Given request: Retype all the entries word for word, but omit the pictures.

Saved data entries

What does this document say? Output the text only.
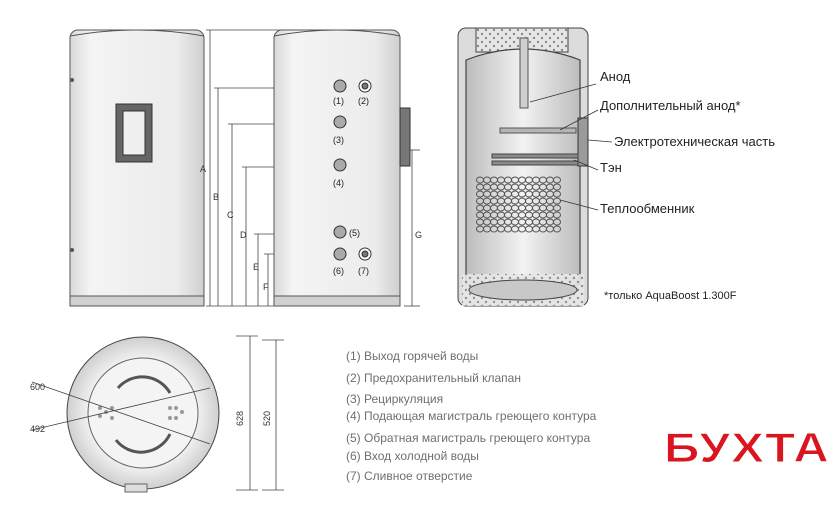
A
B
C
D
E
F
G
(1) (2)
(3)
(4)
(5)
(6) (7)
Анод
Дополнительный анод*
Электротехническая часть
Тэн
Теплообменник
*только AquaBoost 1.300F
600
492
628 520
(1) Выход горячей воды
(2) Предохранительный клапан
(3) Рециркуляция
(4) Подающая магистраль греющего контура
(5) Обратная магистраль греющего контура
(6) Вход холодной воды
(7) Сливное отверстие
БУХТА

Correct output:
What does this document say? Output the text only.
A
B
C
D
E
F
G
(1) (2)
(3)
(4)
(5)
(6) (7)
Анод
Дополнительный анод*
Электротехническая часть
Тэн
Теплообменник
*только AquaBoost 1.300F
600
492
628 520
(1) Выход горячей воды
(2) Предохранительный клапан
(3) Рециркуляция
(4) Подающая магистраль греющего контура
(5) Обратная магистраль греющего контура
(6) Вход холодной воды
(7) Сливное отверстие
БУХТА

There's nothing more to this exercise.